- Input rows
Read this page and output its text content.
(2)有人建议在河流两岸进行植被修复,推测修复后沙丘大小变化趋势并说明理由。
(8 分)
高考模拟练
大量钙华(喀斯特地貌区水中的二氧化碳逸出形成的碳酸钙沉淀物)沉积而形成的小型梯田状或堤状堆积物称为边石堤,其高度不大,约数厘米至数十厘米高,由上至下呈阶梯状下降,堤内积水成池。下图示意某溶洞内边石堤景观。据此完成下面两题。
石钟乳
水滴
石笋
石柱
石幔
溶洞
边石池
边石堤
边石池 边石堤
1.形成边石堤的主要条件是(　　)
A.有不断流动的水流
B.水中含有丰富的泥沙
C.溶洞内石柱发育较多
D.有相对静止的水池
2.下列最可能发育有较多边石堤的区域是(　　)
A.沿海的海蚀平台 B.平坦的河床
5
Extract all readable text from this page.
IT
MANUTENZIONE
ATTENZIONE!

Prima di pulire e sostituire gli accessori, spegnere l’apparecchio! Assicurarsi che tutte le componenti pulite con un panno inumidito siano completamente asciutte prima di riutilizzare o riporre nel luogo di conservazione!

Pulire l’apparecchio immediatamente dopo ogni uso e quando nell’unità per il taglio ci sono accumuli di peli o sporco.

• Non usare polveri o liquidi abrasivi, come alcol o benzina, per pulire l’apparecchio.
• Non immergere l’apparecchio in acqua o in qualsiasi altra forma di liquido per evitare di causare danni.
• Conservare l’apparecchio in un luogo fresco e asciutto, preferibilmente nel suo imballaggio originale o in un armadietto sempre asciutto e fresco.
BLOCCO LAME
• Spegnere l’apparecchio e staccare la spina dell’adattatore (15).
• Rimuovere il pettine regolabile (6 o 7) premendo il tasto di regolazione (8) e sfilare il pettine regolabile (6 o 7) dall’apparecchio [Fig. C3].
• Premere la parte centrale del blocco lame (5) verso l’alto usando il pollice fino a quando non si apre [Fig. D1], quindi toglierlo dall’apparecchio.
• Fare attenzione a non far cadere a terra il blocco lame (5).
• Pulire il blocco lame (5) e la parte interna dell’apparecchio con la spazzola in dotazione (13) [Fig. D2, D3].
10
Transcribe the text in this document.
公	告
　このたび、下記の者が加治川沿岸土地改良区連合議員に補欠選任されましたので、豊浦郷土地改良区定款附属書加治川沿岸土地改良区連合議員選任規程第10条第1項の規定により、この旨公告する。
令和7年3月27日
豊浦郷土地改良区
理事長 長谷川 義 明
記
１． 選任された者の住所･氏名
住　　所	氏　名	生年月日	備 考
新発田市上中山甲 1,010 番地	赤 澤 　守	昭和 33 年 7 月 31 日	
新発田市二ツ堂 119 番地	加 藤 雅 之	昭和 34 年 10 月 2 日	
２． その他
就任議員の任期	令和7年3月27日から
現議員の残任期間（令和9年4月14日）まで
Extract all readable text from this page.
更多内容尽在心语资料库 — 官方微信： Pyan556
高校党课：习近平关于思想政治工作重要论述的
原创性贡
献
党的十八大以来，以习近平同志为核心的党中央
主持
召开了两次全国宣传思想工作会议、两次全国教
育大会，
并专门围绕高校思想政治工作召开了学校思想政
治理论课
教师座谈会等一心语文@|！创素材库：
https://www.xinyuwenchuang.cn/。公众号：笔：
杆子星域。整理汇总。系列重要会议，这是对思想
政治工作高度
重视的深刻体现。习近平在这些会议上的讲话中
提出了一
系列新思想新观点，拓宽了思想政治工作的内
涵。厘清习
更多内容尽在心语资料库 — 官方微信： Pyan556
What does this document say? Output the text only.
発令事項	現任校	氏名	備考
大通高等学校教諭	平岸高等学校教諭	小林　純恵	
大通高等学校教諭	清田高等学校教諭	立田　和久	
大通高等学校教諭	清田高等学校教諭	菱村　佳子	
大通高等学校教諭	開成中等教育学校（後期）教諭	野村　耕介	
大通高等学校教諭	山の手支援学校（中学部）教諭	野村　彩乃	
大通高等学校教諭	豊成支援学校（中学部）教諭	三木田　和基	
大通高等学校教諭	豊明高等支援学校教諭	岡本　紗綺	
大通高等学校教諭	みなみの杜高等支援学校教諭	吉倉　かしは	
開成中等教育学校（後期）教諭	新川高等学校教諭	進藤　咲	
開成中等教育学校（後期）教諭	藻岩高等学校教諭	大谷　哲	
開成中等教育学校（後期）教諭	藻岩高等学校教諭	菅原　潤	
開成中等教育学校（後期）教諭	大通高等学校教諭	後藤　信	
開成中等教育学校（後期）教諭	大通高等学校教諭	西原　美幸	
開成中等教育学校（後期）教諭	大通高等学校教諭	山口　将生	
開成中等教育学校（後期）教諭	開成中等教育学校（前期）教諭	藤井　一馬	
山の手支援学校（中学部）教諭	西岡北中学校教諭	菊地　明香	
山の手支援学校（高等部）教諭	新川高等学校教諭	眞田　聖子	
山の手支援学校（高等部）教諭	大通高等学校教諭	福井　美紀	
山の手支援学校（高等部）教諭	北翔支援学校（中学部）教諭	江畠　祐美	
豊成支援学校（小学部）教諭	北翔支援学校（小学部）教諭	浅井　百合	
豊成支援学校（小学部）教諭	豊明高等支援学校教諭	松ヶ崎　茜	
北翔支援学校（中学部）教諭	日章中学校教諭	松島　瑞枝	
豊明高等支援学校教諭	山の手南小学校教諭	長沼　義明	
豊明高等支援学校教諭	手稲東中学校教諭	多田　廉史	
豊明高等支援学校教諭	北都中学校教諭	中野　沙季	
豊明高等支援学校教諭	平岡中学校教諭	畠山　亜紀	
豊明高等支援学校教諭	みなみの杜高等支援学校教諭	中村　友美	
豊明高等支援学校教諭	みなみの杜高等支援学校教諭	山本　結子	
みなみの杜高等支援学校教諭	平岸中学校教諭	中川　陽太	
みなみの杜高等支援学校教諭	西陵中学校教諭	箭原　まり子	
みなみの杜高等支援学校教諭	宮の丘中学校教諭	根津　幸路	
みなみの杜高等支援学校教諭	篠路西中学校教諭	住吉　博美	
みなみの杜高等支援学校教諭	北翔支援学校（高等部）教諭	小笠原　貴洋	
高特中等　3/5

- Requirements
Write out the full set of records exactly as given.

- The result
Read this page and output its text content.
(2)有人建议在河流两岸进行植被修复,推测修复后沙丘大小变化趋势并说明理由。
(8 分)
高考模拟练
大量钙华(喀斯特地貌区水中的二氧化碳逸出形成的碳酸钙沉淀物)沉积而形成的小型梯田状或堤状堆积物称为边石堤,其高度不大,约数厘米至数十厘米高,由上至下呈阶梯状下降,堤内积水成池。下图示意某溶洞内边石堤景观。据此完成下面两题。
石钟乳
水滴
石笋
石柱
石幔
溶洞
边石池
边石堤
边石池 边石堤
1.形成边石堤的主要条件是(　　)
A.有不断流动的水流
B.水中含有丰富的泥沙
C.溶洞内石柱发育较多
D.有相对静止的水池
2.下列最可能发育有较多边石堤的区域是(　　)
A.沿海的海蚀平台 B.平坦的河床
5
Extract all readable text from this page.
IT
MANUTENZIONE
ATTENZIONE!

Prima di pulire e sostituire gli accessori, spegnere l’apparecchio! Assicurarsi che tutte le componenti pulite con un panno inumidito siano completamente asciutte prima di riutilizzare o riporre nel luogo di conservazione!

Pulire l’apparecchio immediatamente dopo ogni uso e quando nell’unità per il taglio ci sono accumuli di peli o sporco.

• Non usare polveri o liquidi abrasivi, come alcol o benzina, per pulire l’apparecchio.
• Non immergere l’apparecchio in acqua o in qualsiasi altra forma di liquido per evitare di causare danni.
• Conservare l’apparecchio in un luogo fresco e asciutto, preferibilmente nel suo imballaggio originale o in un armadietto sempre asciutto e fresco.
BLOCCO LAME
• Spegnere l’apparecchio e staccare la spina dell’adattatore (15).
• Rimuovere il pettine regolabile (6 o 7) premendo il tasto di regolazione (8) e sfilare il pettine regolabile (6 o 7) dall’apparecchio [Fig. C3].
• Premere la parte centrale del blocco lame (5) verso l’alto usando il pollice fino a quando non si apre [Fig. D1], quindi toglierlo dall’apparecchio.
• Fare attenzione a non far cadere a terra il blocco lame (5).
• Pulire il blocco lame (5) e la parte interna dell’apparecchio con la spazzola in dotazione (13) [Fig. D2, D3].
10
Transcribe the text in this document.
公	告
　このたび、下記の者が加治川沿岸土地改良区連合議員に補欠選任されましたので、豊浦郷土地改良区定款附属書加治川沿岸土地改良区連合議員選任規程第10条第1項の規定により、この旨公告する。
令和7年3月27日
豊浦郷土地改良区
理事長 長谷川 義 明
記
１． 選任された者の住所･氏名
住　　所	氏　名	生年月日	備 考
新発田市上中山甲 1,010 番地	赤 澤 　守	昭和 33 年 7 月 31 日	
新発田市二ツ堂 119 番地	加 藤 雅 之	昭和 34 年 10 月 2 日	
２． その他
就任議員の任期	令和7年3月27日から
現議員の残任期間（令和9年4月14日）まで
Extract all readable text from this page.
更多内容尽在心语资料库 — 官方微信： Pyan556
高校党课：习近平关于思想政治工作重要论述的
原创性贡
献
党的十八大以来，以习近平同志为核心的党中央
主持
召开了两次全国宣传思想工作会议、两次全国教
育大会，
并专门围绕高校思想政治工作召开了学校思想政
治理论课
教师座谈会等一心语文@|！创素材库：
https://www.xinyuwenchuang.cn/。公众号：笔：
杆子星域。整理汇总。系列重要会议，这是对思想
政治工作高度
重视的深刻体现。习近平在这些会议上的讲话中
提出了一
系列新思想新观点，拓宽了思想政治工作的内
涵。厘清习
更多内容尽在心语资料库 — 官方微信： Pyan556
What does this document say? Output the text only.
発令事項	現任校	氏名	備考
大通高等学校教諭	平岸高等学校教諭	小林　純恵	
大通高等学校教諭	清田高等学校教諭	立田　和久	
大通高等学校教諭	清田高等学校教諭	菱村　佳子	
大通高等学校教諭	開成中等教育学校（後期）教諭	野村　耕介	
大通高等学校教諭	山の手支援学校（中学部）教諭	野村　彩乃	
大通高等学校教諭	豊成支援学校（中学部）教諭	三木田　和基	
大通高等学校教諭	豊明高等支援学校教諭	岡本　紗綺	
大通高等学校教諭	みなみの杜高等支援学校教諭	吉倉　かしは	
開成中等教育学校（後期）教諭	新川高等学校教諭	進藤　咲	
開成中等教育学校（後期）教諭	藻岩高等学校教諭	大谷　哲	
開成中等教育学校（後期）教諭	藻岩高等学校教諭	菅原　潤	
開成中等教育学校（後期）教諭	大通高等学校教諭	後藤　信	
開成中等教育学校（後期）教諭	大通高等学校教諭	西原　美幸	
開成中等教育学校（後期）教諭	大通高等学校教諭	山口　将生	
開成中等教育学校（後期）教諭	開成中等教育学校（前期）教諭	藤井　一馬	
山の手支援学校（中学部）教諭	西岡北中学校教諭	菊地　明香	
山の手支援学校（高等部）教諭	新川高等学校教諭	眞田　聖子	
山の手支援学校（高等部）教諭	大通高等学校教諭	福井　美紀	
山の手支援学校（高等部）教諭	北翔支援学校（中学部）教諭	江畠　祐美	
豊成支援学校（小学部）教諭	北翔支援学校（小学部）教諭	浅井　百合	
豊成支援学校（小学部）教諭	豊明高等支援学校教諭	松ヶ崎　茜	
北翔支援学校（中学部）教諭	日章中学校教諭	松島　瑞枝	
豊明高等支援学校教諭	山の手南小学校教諭	長沼　義明	
豊明高等支援学校教諭	手稲東中学校教諭	多田　廉史	
豊明高等支援学校教諭	北都中学校教諭	中野　沙季	
豊明高等支援学校教諭	平岡中学校教諭	畠山　亜紀	
豊明高等支援学校教諭	みなみの杜高等支援学校教諭	中村　友美	
豊明高等支援学校教諭	みなみの杜高等支援学校教諭	山本　結子	
みなみの杜高等支援学校教諭	平岸中学校教諭	中川　陽太	
みなみの杜高等支援学校教諭	西陵中学校教諭	箭原　まり子	
みなみの杜高等支援学校教諭	宮の丘中学校教諭	根津　幸路	
みなみの杜高等支援学校教諭	篠路西中学校教諭	住吉　博美	
みなみの杜高等支援学校教諭	北翔支援学校（高等部）教諭	小笠原　貴洋	
高特中等　3/5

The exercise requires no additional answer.